● EXERCISE GOAL
Determine the number of lines in the data that include the word "name", and write only that number.

Dataset records on visual material

╔══

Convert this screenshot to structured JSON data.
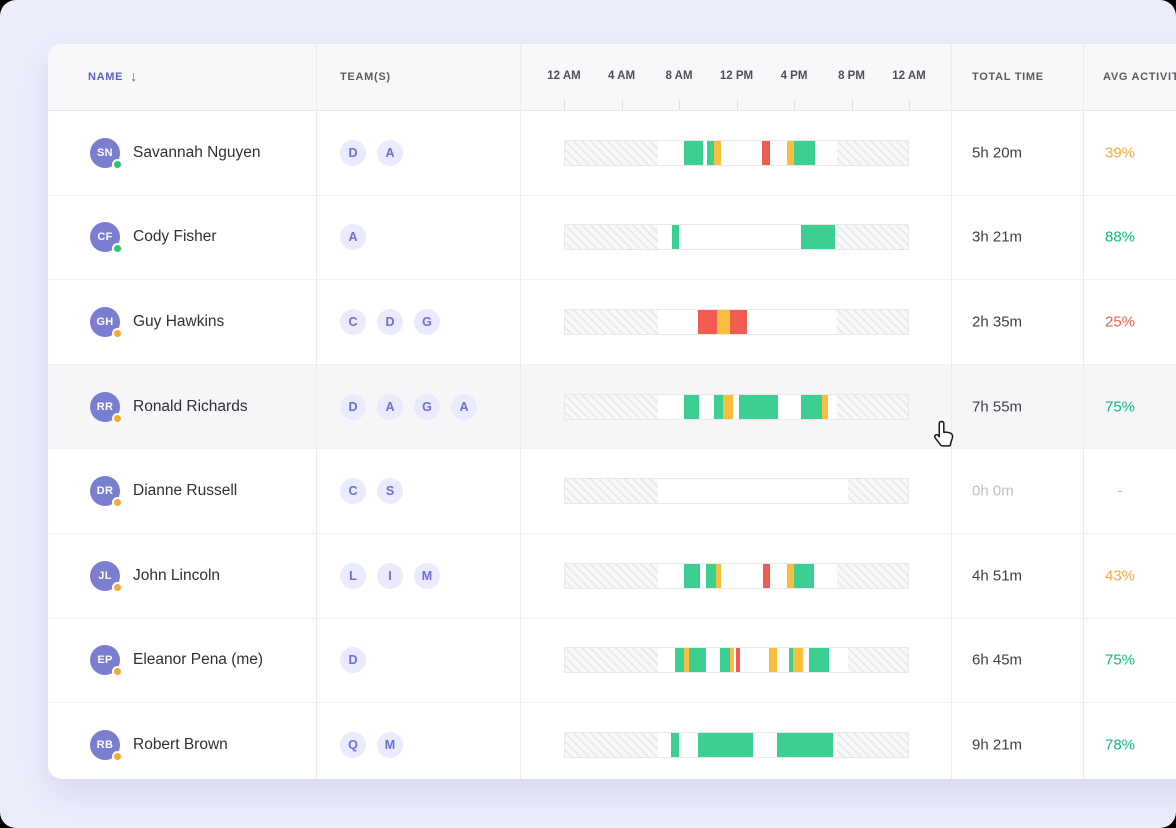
{
  "table": {
    "columns": {
      "name": "NAME",
      "teams": "TEAM(S)",
      "total_time": "TOTAL TIME",
      "avg_activity": "AVG ACTIVITY"
    },
    "sort_icon": "↓",
    "time_ticks": [
      "12 AM",
      "4 AM",
      "8 AM",
      "12 PM",
      "4 PM",
      "8 PM",
      "12 AM"
    ]
  },
  "colors": {
    "accent_indigo": "#5A5FC9",
    "bar_green": "#3DCE91",
    "bar_yellow": "#F7BE3F",
    "bar_red": "#F15B50",
    "online_green": "#2BC46F",
    "idle_orange": "#F5A93B",
    "pct_green": "#10B981",
    "pct_orange": "#F5A93B",
    "pct_red": "#F15B50",
    "muted": "#BCBFC6",
    "avatar_bg": "#7A7ED1",
    "badge_bg": "#E9EAFB",
    "badge_text": "#6B6FD1",
    "page_bg": "#ECEDFB"
  },
  "rows": [
    {
      "initials": "SN",
      "name": "Savannah Nguyen",
      "status_color": "#2BC46F",
      "teams": [
        "D",
        "A"
      ],
      "total_time": "5h 20m",
      "avg_activity": "39%",
      "percent_color": "#F5A93B",
      "muted": false,
      "hovered": false,
      "timeline": [
        {
          "s": 0,
          "w": 27,
          "c": "hatch"
        },
        {
          "s": 34.8,
          "w": 5.4,
          "c": "green"
        },
        {
          "s": 41.4,
          "w": 1.9,
          "c": "green"
        },
        {
          "s": 43.3,
          "w": 2.2,
          "c": "yellow"
        },
        {
          "s": 57.3,
          "w": 2.6,
          "c": "red"
        },
        {
          "s": 64.6,
          "w": 2.2,
          "c": "yellow"
        },
        {
          "s": 66.8,
          "w": 6.0,
          "c": "green"
        },
        {
          "s": 79.3,
          "w": 20.7,
          "c": "hatch"
        }
      ]
    },
    {
      "initials": "CF",
      "name": "Cody Fisher",
      "status_color": "#2BC46F",
      "teams": [
        "A"
      ],
      "total_time": "3h 21m",
      "avg_activity": "88%",
      "percent_color": "#10B981",
      "muted": false,
      "hovered": false,
      "timeline": [
        {
          "s": 0,
          "w": 27,
          "c": "hatch"
        },
        {
          "s": 31.2,
          "w": 2.1,
          "c": "green"
        },
        {
          "s": 68.7,
          "w": 9.9,
          "c": "green"
        },
        {
          "s": 79.3,
          "w": 20.7,
          "c": "hatch"
        }
      ]
    },
    {
      "initials": "GH",
      "name": "Guy Hawkins",
      "status_color": "#F5A93B",
      "teams": [
        "C",
        "D",
        "G"
      ],
      "total_time": "2h 35m",
      "avg_activity": "25%",
      "percent_color": "#F15B50",
      "muted": false,
      "hovered": false,
      "timeline": [
        {
          "s": 0,
          "w": 27,
          "c": "hatch"
        },
        {
          "s": 38.9,
          "w": 5.4,
          "c": "red"
        },
        {
          "s": 44.3,
          "w": 3.8,
          "c": "yellow"
        },
        {
          "s": 48.1,
          "w": 4.9,
          "c": "red"
        },
        {
          "s": 79.3,
          "w": 20.7,
          "c": "hatch"
        }
      ]
    },
    {
      "initials": "RR",
      "name": "Ronald Richards",
      "status_color": "#F5A93B",
      "teams": [
        "D",
        "A",
        "G",
        "A"
      ],
      "total_time": "7h 55m",
      "avg_activity": "75%",
      "percent_color": "#10B981",
      "muted": false,
      "hovered": true,
      "timeline": [
        {
          "s": 0,
          "w": 27,
          "c": "hatch"
        },
        {
          "s": 34.8,
          "w": 4.4,
          "c": "green"
        },
        {
          "s": 43.3,
          "w": 2.7,
          "c": "green"
        },
        {
          "s": 46.0,
          "w": 3.1,
          "c": "yellow"
        },
        {
          "s": 50.8,
          "w": 11.3,
          "c": "green"
        },
        {
          "s": 68.9,
          "w": 6.1,
          "c": "green"
        },
        {
          "s": 75.0,
          "w": 1.6,
          "c": "yellow"
        },
        {
          "s": 79.3,
          "w": 20.7,
          "c": "hatch"
        }
      ]
    },
    {
      "initials": "DR",
      "name": "Dianne Russell",
      "status_color": "#F5A93B",
      "teams": [
        "C",
        "S"
      ],
      "total_time": "0h 0m",
      "avg_activity": "-",
      "percent_color": "#BCBFC6",
      "muted": true,
      "hovered": false,
      "timeline": [
        {
          "s": 0,
          "w": 27,
          "c": "hatch"
        },
        {
          "s": 82.4,
          "w": 17.6,
          "c": "hatch"
        }
      ]
    },
    {
      "initials": "JL",
      "name": "John Lincoln",
      "status_color": "#F5A93B",
      "teams": [
        "L",
        "I",
        "M"
      ],
      "total_time": "4h 51m",
      "avg_activity": "43%",
      "percent_color": "#F5A93B",
      "muted": false,
      "hovered": false,
      "timeline": [
        {
          "s": 0,
          "w": 27,
          "c": "hatch"
        },
        {
          "s": 34.8,
          "w": 4.6,
          "c": "green"
        },
        {
          "s": 41.2,
          "w": 2.9,
          "c": "green"
        },
        {
          "s": 44.1,
          "w": 1.4,
          "c": "yellow"
        },
        {
          "s": 57.6,
          "w": 2.1,
          "c": "red"
        },
        {
          "s": 64.6,
          "w": 2.2,
          "c": "yellow"
        },
        {
          "s": 66.8,
          "w": 5.7,
          "c": "green"
        },
        {
          "s": 79.3,
          "w": 20.7,
          "c": "hatch"
        }
      ]
    },
    {
      "initials": "EP",
      "name": "Eleanor Pena (me)",
      "status_color": "#F5A93B",
      "teams": [
        "D"
      ],
      "total_time": "6h 45m",
      "avg_activity": "75%",
      "percent_color": "#10B981",
      "muted": false,
      "hovered": false,
      "timeline": [
        {
          "s": 0,
          "w": 27.2,
          "c": "hatch"
        },
        {
          "s": 32.2,
          "w": 2.6,
          "c": "green"
        },
        {
          "s": 34.8,
          "w": 1.4,
          "c": "yellow"
        },
        {
          "s": 36.2,
          "w": 4.9,
          "c": "green"
        },
        {
          "s": 45.2,
          "w": 2.9,
          "c": "green"
        },
        {
          "s": 48.1,
          "w": 1.3,
          "c": "yellow"
        },
        {
          "s": 49.9,
          "w": 1.1,
          "c": "red"
        },
        {
          "s": 59.5,
          "w": 2.3,
          "c": "yellow"
        },
        {
          "s": 65.3,
          "w": 1.2,
          "c": "green"
        },
        {
          "s": 66.5,
          "w": 2.9,
          "c": "yellow"
        },
        {
          "s": 71.1,
          "w": 6.0,
          "c": "green"
        },
        {
          "s": 82.4,
          "w": 17.6,
          "c": "hatch"
        }
      ]
    },
    {
      "initials": "RB",
      "name": "Robert Brown",
      "status_color": "#F5A93B",
      "teams": [
        "Q",
        "M"
      ],
      "total_time": "9h 21m",
      "avg_activity": "78%",
      "percent_color": "#10B981",
      "muted": false,
      "hovered": false,
      "timeline": [
        {
          "s": 0,
          "w": 27,
          "c": "hatch"
        },
        {
          "s": 30.9,
          "w": 2.4,
          "c": "green"
        },
        {
          "s": 38.9,
          "w": 15.8,
          "c": "green"
        },
        {
          "s": 61.9,
          "w": 16.2,
          "c": "green"
        },
        {
          "s": 79.3,
          "w": 20.7,
          "c": "hatch"
        }
      ]
    }
  ]
}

╚══

● RESULT OF THE EXERCISE
9